WORK REQUIRED →
Below are records to be output exactly, every one of them.

DATA RECORDS →
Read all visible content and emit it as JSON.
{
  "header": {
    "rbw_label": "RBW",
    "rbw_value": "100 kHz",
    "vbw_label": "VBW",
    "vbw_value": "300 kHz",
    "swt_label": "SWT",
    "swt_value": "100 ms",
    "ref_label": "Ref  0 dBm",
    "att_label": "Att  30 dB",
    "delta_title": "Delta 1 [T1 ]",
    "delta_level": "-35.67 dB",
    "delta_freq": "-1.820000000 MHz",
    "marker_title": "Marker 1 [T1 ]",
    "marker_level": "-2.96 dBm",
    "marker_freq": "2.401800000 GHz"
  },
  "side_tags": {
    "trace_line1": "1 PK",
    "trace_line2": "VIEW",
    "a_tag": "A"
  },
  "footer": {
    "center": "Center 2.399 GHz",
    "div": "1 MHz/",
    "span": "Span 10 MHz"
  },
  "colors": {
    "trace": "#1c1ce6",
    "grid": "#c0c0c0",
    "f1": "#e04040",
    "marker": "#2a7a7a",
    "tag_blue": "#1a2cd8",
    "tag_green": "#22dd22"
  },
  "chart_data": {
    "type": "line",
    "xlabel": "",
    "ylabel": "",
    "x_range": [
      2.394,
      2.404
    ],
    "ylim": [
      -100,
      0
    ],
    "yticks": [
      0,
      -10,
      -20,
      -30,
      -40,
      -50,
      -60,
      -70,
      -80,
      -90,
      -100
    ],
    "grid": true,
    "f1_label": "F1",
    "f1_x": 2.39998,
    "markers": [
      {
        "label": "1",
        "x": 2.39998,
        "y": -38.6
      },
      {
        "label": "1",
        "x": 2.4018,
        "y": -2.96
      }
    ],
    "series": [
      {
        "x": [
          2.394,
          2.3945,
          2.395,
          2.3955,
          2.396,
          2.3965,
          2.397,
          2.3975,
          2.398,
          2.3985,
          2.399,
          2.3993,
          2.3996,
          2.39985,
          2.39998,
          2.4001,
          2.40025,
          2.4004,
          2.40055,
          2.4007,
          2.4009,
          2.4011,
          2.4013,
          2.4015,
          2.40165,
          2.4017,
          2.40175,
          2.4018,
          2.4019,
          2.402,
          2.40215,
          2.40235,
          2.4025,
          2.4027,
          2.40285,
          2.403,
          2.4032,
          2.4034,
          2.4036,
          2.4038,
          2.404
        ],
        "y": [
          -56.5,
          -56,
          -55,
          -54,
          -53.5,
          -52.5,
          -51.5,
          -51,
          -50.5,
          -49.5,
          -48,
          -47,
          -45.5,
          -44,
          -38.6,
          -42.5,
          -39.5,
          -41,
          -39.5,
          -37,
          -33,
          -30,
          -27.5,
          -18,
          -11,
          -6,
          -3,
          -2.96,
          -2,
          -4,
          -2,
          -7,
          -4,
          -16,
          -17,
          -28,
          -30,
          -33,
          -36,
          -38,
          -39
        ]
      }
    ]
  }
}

RESULT FOR THIS EXERCISE →
Read all visible content and emit it as JSON.
{
  "header": {
    "rbw_label": "RBW",
    "rbw_value": "100 kHz",
    "vbw_label": "VBW",
    "vbw_value": "300 kHz",
    "swt_label": "SWT",
    "swt_value": "100 ms",
    "ref_label": "Ref  0 dBm",
    "att_label": "Att  30 dB",
    "delta_title": "Delta 1 [T1 ]",
    "delta_level": "-35.67 dB",
    "delta_freq": "-1.820000000 MHz",
    "marker_title": "Marker 1 [T1 ]",
    "marker_level": "-2.96 dBm",
    "marker_freq": "2.401800000 GHz"
  },
  "side_tags": {
    "trace_line1": "1 PK",
    "trace_line2": "VIEW",
    "a_tag": "A"
  },
  "footer": {
    "center": "Center 2.399 GHz",
    "div": "1 MHz/",
    "span": "Span 10 MHz"
  },
  "colors": {
    "trace": "#1c1ce6",
    "grid": "#c0c0c0",
    "f1": "#e04040",
    "marker": "#2a7a7a",
    "tag_blue": "#1a2cd8",
    "tag_green": "#22dd22"
  },
  "chart_data": {
    "type": "line",
    "xlabel": "",
    "ylabel": "",
    "x_range": [
      2.394,
      2.404
    ],
    "ylim": [
      -100,
      0
    ],
    "yticks": [
      0,
      -10,
      -20,
      -30,
      -40,
      -50,
      -60,
      -70,
      -80,
      -90,
      -100
    ],
    "grid": true,
    "f1_label": "F1",
    "f1_x": 2.39998,
    "markers": [
      {
        "label": "1",
        "x": 2.39998,
        "y": -38.6
      },
      {
        "label": "1",
        "x": 2.4018,
        "y": -2.96
      }
    ],
    "series": [
      {
        "x": [
          2.394,
          2.3945,
          2.395,
          2.3955,
          2.396,
          2.3965,
          2.397,
          2.3975,
          2.398,
          2.3985,
          2.399,
          2.3993,
          2.3996,
          2.39985,
          2.39998,
          2.4001,
          2.40025,
          2.4004,
          2.40055,
          2.4007,
          2.4009,
          2.4011,
          2.4013,
          2.4015,
          2.40165,
          2.4017,
          2.40175,
          2.4018,
          2.4019,
          2.402,
          2.40215,
          2.40235,
          2.4025,
          2.4027,
          2.40285,
          2.403,
          2.4032,
          2.4034,
          2.4036,
          2.4038,
          2.404
        ],
        "y": [
          -56.5,
          -56,
          -55,
          -54,
          -53.5,
          -52.5,
          -51.5,
          -51,
          -50.5,
          -49.5,
          -48,
          -47,
          -45.5,
          -44,
          -38.6,
          -42.5,
          -39.5,
          -41,
          -39.5,
          -37,
          -33,
          -30,
          -27.5,
          -18,
          -11,
          -6,
          -3,
          -2.96,
          -2,
          -4,
          -2,
          -7,
          -4,
          -16,
          -17,
          -28,
          -30,
          -33,
          -36,
          -38,
          -39
        ]
      }
    ]
  }
}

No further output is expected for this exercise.